WHAT NEEDS TO BE DONE:
Exact repetition of every entry is required.

— Begin MATERIAL PROVIDED —

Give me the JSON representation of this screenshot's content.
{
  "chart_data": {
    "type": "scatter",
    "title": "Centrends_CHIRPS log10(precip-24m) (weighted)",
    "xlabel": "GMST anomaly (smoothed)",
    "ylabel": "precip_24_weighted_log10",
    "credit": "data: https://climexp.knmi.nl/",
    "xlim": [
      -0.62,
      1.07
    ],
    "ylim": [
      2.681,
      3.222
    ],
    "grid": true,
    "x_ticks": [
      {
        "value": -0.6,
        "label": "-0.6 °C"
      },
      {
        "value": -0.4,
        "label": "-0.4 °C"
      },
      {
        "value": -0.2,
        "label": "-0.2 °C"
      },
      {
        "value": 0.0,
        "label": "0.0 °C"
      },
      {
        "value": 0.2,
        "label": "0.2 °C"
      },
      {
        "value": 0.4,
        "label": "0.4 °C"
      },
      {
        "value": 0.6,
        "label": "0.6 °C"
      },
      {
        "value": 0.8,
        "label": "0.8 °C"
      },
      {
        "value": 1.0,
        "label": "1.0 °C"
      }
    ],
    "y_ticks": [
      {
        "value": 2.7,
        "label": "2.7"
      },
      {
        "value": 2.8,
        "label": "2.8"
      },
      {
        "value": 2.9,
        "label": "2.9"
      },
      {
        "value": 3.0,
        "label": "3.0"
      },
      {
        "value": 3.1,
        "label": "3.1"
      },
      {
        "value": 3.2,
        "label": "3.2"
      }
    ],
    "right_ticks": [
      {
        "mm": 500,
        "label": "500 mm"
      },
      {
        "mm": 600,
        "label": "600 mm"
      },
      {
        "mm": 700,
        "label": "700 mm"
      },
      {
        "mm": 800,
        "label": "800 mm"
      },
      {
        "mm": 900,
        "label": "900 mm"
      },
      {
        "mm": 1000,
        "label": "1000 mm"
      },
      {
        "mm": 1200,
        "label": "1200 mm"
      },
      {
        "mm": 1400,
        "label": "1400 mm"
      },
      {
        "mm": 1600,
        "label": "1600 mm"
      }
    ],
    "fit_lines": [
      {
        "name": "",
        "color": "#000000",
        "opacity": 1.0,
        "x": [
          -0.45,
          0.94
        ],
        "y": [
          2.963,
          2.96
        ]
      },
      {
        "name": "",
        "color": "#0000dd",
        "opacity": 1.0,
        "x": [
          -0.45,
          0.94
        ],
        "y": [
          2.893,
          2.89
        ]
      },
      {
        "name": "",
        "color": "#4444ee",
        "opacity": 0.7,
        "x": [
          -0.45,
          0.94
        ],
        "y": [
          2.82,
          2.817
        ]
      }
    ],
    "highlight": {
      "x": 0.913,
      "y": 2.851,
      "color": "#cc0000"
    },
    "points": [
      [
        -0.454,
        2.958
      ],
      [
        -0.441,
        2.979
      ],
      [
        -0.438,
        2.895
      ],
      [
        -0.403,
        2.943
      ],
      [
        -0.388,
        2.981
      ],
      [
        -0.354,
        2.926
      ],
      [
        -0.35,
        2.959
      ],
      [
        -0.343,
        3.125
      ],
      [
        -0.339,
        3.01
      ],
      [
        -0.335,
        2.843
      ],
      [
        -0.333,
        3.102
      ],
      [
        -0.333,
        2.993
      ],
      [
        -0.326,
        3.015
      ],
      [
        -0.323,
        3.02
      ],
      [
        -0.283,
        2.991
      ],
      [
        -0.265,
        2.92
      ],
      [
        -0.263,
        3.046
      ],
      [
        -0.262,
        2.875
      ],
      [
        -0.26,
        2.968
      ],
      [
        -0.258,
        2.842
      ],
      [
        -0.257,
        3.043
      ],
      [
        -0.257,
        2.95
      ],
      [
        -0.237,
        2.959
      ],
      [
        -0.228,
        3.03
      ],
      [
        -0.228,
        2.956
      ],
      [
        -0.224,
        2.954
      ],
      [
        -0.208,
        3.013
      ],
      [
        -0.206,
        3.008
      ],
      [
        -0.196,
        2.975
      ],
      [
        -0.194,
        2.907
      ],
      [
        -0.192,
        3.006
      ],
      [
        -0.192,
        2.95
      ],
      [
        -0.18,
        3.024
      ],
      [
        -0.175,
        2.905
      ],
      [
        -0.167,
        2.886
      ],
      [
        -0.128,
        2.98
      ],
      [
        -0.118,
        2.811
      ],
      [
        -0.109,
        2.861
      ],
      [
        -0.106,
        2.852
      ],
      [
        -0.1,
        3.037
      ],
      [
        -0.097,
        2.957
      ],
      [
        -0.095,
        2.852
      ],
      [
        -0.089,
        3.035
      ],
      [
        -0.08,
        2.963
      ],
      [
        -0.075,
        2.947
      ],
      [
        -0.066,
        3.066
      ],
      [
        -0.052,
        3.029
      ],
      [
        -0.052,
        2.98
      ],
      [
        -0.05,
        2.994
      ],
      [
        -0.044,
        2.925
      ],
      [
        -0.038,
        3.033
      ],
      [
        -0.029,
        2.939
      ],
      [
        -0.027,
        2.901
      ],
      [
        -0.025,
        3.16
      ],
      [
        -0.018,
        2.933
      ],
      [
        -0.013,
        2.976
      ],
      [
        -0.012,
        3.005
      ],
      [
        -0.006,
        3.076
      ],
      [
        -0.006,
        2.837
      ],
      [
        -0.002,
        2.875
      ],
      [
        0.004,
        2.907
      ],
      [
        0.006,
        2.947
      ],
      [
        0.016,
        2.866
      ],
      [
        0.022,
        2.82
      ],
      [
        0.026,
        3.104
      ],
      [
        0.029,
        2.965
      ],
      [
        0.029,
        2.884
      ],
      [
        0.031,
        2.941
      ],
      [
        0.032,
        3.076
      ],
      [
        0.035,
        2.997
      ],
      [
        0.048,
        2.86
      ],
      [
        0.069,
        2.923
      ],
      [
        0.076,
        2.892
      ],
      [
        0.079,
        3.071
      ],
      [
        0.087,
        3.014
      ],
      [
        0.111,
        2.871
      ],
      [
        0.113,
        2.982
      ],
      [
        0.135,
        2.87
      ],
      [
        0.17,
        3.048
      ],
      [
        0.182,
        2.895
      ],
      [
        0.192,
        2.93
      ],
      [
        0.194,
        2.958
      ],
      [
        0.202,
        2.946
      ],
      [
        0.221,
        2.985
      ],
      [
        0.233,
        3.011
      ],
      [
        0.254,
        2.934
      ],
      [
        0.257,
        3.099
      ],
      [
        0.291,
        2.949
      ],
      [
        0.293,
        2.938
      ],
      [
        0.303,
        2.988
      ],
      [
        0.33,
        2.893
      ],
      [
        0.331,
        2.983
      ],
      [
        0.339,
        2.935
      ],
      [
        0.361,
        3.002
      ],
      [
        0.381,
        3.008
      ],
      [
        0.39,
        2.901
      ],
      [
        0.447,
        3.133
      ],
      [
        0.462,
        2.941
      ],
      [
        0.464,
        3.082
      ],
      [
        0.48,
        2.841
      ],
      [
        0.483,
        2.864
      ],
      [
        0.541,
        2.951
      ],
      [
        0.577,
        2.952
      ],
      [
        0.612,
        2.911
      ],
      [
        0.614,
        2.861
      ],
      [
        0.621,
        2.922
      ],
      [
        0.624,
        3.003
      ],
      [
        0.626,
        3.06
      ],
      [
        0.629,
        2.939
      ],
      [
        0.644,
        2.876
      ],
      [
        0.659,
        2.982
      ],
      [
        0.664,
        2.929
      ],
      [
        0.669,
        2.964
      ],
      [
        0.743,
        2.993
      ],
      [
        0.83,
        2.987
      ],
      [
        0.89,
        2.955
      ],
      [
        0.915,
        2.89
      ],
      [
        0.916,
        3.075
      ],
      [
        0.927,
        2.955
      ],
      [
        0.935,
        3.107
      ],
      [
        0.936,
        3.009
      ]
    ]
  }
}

— End MATERIAL PROVIDED —

CORRECT OUTPUT:
Give me the JSON representation of this screenshot's content.
{
  "chart_data": {
    "type": "scatter",
    "title": "Centrends_CHIRPS log10(precip-24m) (weighted)",
    "xlabel": "GMST anomaly (smoothed)",
    "ylabel": "precip_24_weighted_log10",
    "credit": "data: https://climexp.knmi.nl/",
    "xlim": [
      -0.62,
      1.07
    ],
    "ylim": [
      2.681,
      3.222
    ],
    "grid": true,
    "x_ticks": [
      {
        "value": -0.6,
        "label": "-0.6 °C"
      },
      {
        "value": -0.4,
        "label": "-0.4 °C"
      },
      {
        "value": -0.2,
        "label": "-0.2 °C"
      },
      {
        "value": 0.0,
        "label": "0.0 °C"
      },
      {
        "value": 0.2,
        "label": "0.2 °C"
      },
      {
        "value": 0.4,
        "label": "0.4 °C"
      },
      {
        "value": 0.6,
        "label": "0.6 °C"
      },
      {
        "value": 0.8,
        "label": "0.8 °C"
      },
      {
        "value": 1.0,
        "label": "1.0 °C"
      }
    ],
    "y_ticks": [
      {
        "value": 2.7,
        "label": "2.7"
      },
      {
        "value": 2.8,
        "label": "2.8"
      },
      {
        "value": 2.9,
        "label": "2.9"
      },
      {
        "value": 3.0,
        "label": "3.0"
      },
      {
        "value": 3.1,
        "label": "3.1"
      },
      {
        "value": 3.2,
        "label": "3.2"
      }
    ],
    "right_ticks": [
      {
        "mm": 500,
        "label": "500 mm"
      },
      {
        "mm": 600,
        "label": "600 mm"
      },
      {
        "mm": 700,
        "label": "700 mm"
      },
      {
        "mm": 800,
        "label": "800 mm"
      },
      {
        "mm": 900,
        "label": "900 mm"
      },
      {
        "mm": 1000,
        "label": "1000 mm"
      },
      {
        "mm": 1200,
        "label": "1200 mm"
      },
      {
        "mm": 1400,
        "label": "1400 mm"
      },
      {
        "mm": 1600,
        "label": "1600 mm"
      }
    ],
    "fit_lines": [
      {
        "name": "",
        "color": "#000000",
        "opacity": 1.0,
        "x": [
          -0.45,
          0.94
        ],
        "y": [
          2.963,
          2.96
        ]
      },
      {
        "name": "",
        "color": "#0000dd",
        "opacity": 1.0,
        "x": [
          -0.45,
          0.94
        ],
        "y": [
          2.893,
          2.89
        ]
      },
      {
        "name": "",
        "color": "#4444ee",
        "opacity": 0.7,
        "x": [
          -0.45,
          0.94
        ],
        "y": [
          2.82,
          2.817
        ]
      }
    ],
    "highlight": {
      "x": 0.913,
      "y": 2.851,
      "color": "#cc0000"
    },
    "points": [
      [
        -0.454,
        2.958
      ],
      [
        -0.441,
        2.979
      ],
      [
        -0.438,
        2.895
      ],
      [
        -0.403,
        2.943
      ],
      [
        -0.388,
        2.981
      ],
      [
        -0.354,
        2.926
      ],
      [
        -0.35,
        2.959
      ],
      [
        -0.343,
        3.125
      ],
      [
        -0.339,
        3.01
      ],
      [
        -0.335,
        2.843
      ],
      [
        -0.333,
        3.102
      ],
      [
        -0.333,
        2.993
      ],
      [
        -0.326,
        3.015
      ],
      [
        -0.323,
        3.02
      ],
      [
        -0.283,
        2.991
      ],
      [
        -0.265,
        2.92
      ],
      [
        -0.263,
        3.046
      ],
      [
        -0.262,
        2.875
      ],
      [
        -0.26,
        2.968
      ],
      [
        -0.258,
        2.842
      ],
      [
        -0.257,
        3.043
      ],
      [
        -0.257,
        2.95
      ],
      [
        -0.237,
        2.959
      ],
      [
        -0.228,
        3.03
      ],
      [
        -0.228,
        2.956
      ],
      [
        -0.224,
        2.954
      ],
      [
        -0.208,
        3.013
      ],
      [
        -0.206,
        3.008
      ],
      [
        -0.196,
        2.975
      ],
      [
        -0.194,
        2.907
      ],
      [
        -0.192,
        3.006
      ],
      [
        -0.192,
        2.95
      ],
      [
        -0.18,
        3.024
      ],
      [
        -0.175,
        2.905
      ],
      [
        -0.167,
        2.886
      ],
      [
        -0.128,
        2.98
      ],
      [
        -0.118,
        2.811
      ],
      [
        -0.109,
        2.861
      ],
      [
        -0.106,
        2.852
      ],
      [
        -0.1,
        3.037
      ],
      [
        -0.097,
        2.957
      ],
      [
        -0.095,
        2.852
      ],
      [
        -0.089,
        3.035
      ],
      [
        -0.08,
        2.963
      ],
      [
        -0.075,
        2.947
      ],
      [
        -0.066,
        3.066
      ],
      [
        -0.052,
        3.029
      ],
      [
        -0.052,
        2.98
      ],
      [
        -0.05,
        2.994
      ],
      [
        -0.044,
        2.925
      ],
      [
        -0.038,
        3.033
      ],
      [
        -0.029,
        2.939
      ],
      [
        -0.027,
        2.901
      ],
      [
        -0.025,
        3.16
      ],
      [
        -0.018,
        2.933
      ],
      [
        -0.013,
        2.976
      ],
      [
        -0.012,
        3.005
      ],
      [
        -0.006,
        3.076
      ],
      [
        -0.006,
        2.837
      ],
      [
        -0.002,
        2.875
      ],
      [
        0.004,
        2.907
      ],
      [
        0.006,
        2.947
      ],
      [
        0.016,
        2.866
      ],
      [
        0.022,
        2.82
      ],
      [
        0.026,
        3.104
      ],
      [
        0.029,
        2.965
      ],
      [
        0.029,
        2.884
      ],
      [
        0.031,
        2.941
      ],
      [
        0.032,
        3.076
      ],
      [
        0.035,
        2.997
      ],
      [
        0.048,
        2.86
      ],
      [
        0.069,
        2.923
      ],
      [
        0.076,
        2.892
      ],
      [
        0.079,
        3.071
      ],
      [
        0.087,
        3.014
      ],
      [
        0.111,
        2.871
      ],
      [
        0.113,
        2.982
      ],
      [
        0.135,
        2.87
      ],
      [
        0.17,
        3.048
      ],
      [
        0.182,
        2.895
      ],
      [
        0.192,
        2.93
      ],
      [
        0.194,
        2.958
      ],
      [
        0.202,
        2.946
      ],
      [
        0.221,
        2.985
      ],
      [
        0.233,
        3.011
      ],
      [
        0.254,
        2.934
      ],
      [
        0.257,
        3.099
      ],
      [
        0.291,
        2.949
      ],
      [
        0.293,
        2.938
      ],
      [
        0.303,
        2.988
      ],
      [
        0.33,
        2.893
      ],
      [
        0.331,
        2.983
      ],
      [
        0.339,
        2.935
      ],
      [
        0.361,
        3.002
      ],
      [
        0.381,
        3.008
      ],
      [
        0.39,
        2.901
      ],
      [
        0.447,
        3.133
      ],
      [
        0.462,
        2.941
      ],
      [
        0.464,
        3.082
      ],
      [
        0.48,
        2.841
      ],
      [
        0.483,
        2.864
      ],
      [
        0.541,
        2.951
      ],
      [
        0.577,
        2.952
      ],
      [
        0.612,
        2.911
      ],
      [
        0.614,
        2.861
      ],
      [
        0.621,
        2.922
      ],
      [
        0.624,
        3.003
      ],
      [
        0.626,
        3.06
      ],
      [
        0.629,
        2.939
      ],
      [
        0.644,
        2.876
      ],
      [
        0.659,
        2.982
      ],
      [
        0.664,
        2.929
      ],
      [
        0.669,
        2.964
      ],
      [
        0.743,
        2.993
      ],
      [
        0.83,
        2.987
      ],
      [
        0.89,
        2.955
      ],
      [
        0.915,
        2.89
      ],
      [
        0.916,
        3.075
      ],
      [
        0.927,
        2.955
      ],
      [
        0.935,
        3.107
      ],
      [
        0.936,
        3.009
      ]
    ]
  }
}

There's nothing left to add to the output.